§ WORK REQUIRED:
Which lines below hold the word "cookies"? Copy all of them.

*****

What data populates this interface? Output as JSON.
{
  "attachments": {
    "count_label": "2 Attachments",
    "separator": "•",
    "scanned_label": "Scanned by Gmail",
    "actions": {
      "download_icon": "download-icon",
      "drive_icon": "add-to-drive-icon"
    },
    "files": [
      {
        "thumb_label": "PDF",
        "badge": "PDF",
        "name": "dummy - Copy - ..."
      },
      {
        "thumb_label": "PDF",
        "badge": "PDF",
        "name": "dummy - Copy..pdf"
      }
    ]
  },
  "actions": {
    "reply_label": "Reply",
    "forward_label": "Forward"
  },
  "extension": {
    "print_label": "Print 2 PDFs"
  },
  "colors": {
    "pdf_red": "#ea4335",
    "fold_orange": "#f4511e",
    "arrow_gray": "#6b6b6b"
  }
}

*****

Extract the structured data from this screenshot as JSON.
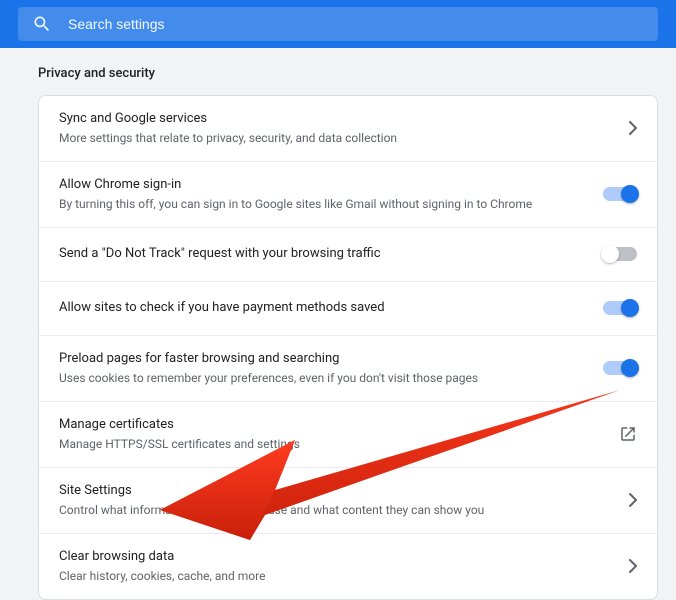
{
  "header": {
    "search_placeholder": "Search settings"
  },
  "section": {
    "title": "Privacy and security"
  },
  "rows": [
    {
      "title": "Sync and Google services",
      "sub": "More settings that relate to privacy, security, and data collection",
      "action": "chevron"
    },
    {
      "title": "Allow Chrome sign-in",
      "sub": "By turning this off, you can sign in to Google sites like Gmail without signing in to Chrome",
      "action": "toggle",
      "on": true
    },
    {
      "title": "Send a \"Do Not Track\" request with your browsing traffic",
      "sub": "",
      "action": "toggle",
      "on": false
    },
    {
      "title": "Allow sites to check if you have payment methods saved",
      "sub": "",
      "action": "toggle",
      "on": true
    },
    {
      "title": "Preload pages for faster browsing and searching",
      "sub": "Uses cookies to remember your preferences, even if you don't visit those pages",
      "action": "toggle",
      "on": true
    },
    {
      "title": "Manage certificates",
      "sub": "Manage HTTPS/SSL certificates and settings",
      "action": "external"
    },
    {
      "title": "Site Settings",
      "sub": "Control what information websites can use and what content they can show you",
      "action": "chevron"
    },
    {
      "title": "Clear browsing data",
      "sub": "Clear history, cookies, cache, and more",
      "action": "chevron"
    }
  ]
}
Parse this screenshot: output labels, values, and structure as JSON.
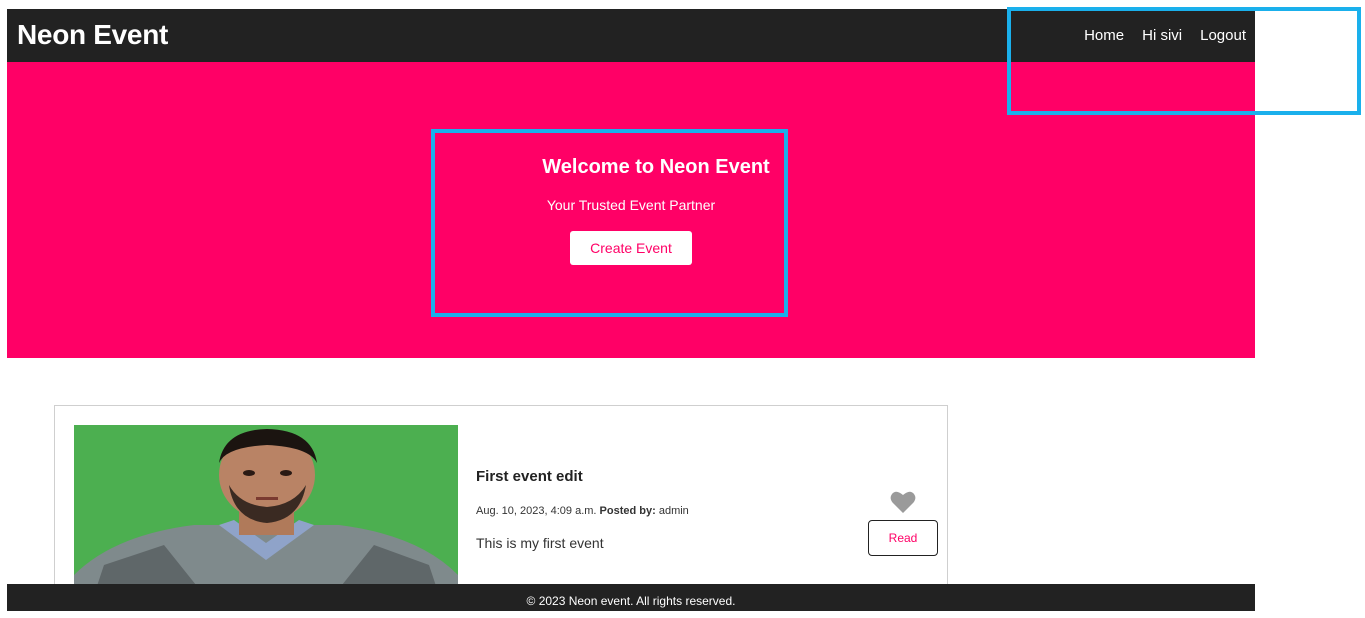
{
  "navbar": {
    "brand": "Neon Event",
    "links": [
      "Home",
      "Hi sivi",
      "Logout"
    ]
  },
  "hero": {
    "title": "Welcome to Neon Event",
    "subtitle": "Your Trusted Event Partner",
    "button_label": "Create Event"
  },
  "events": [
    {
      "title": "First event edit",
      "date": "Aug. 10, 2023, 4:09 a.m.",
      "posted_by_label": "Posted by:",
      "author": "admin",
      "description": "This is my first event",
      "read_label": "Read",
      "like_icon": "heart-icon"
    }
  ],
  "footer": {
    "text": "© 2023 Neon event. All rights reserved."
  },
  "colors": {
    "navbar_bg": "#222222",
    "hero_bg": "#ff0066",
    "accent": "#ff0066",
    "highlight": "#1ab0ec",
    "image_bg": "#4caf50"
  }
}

*****

§ EXPECTED ANSWER:
      "sub": "Uses cookies to remember your preferences, even if you don't visit those pages",
      "sub": "Clear history, cookies, cache, and more",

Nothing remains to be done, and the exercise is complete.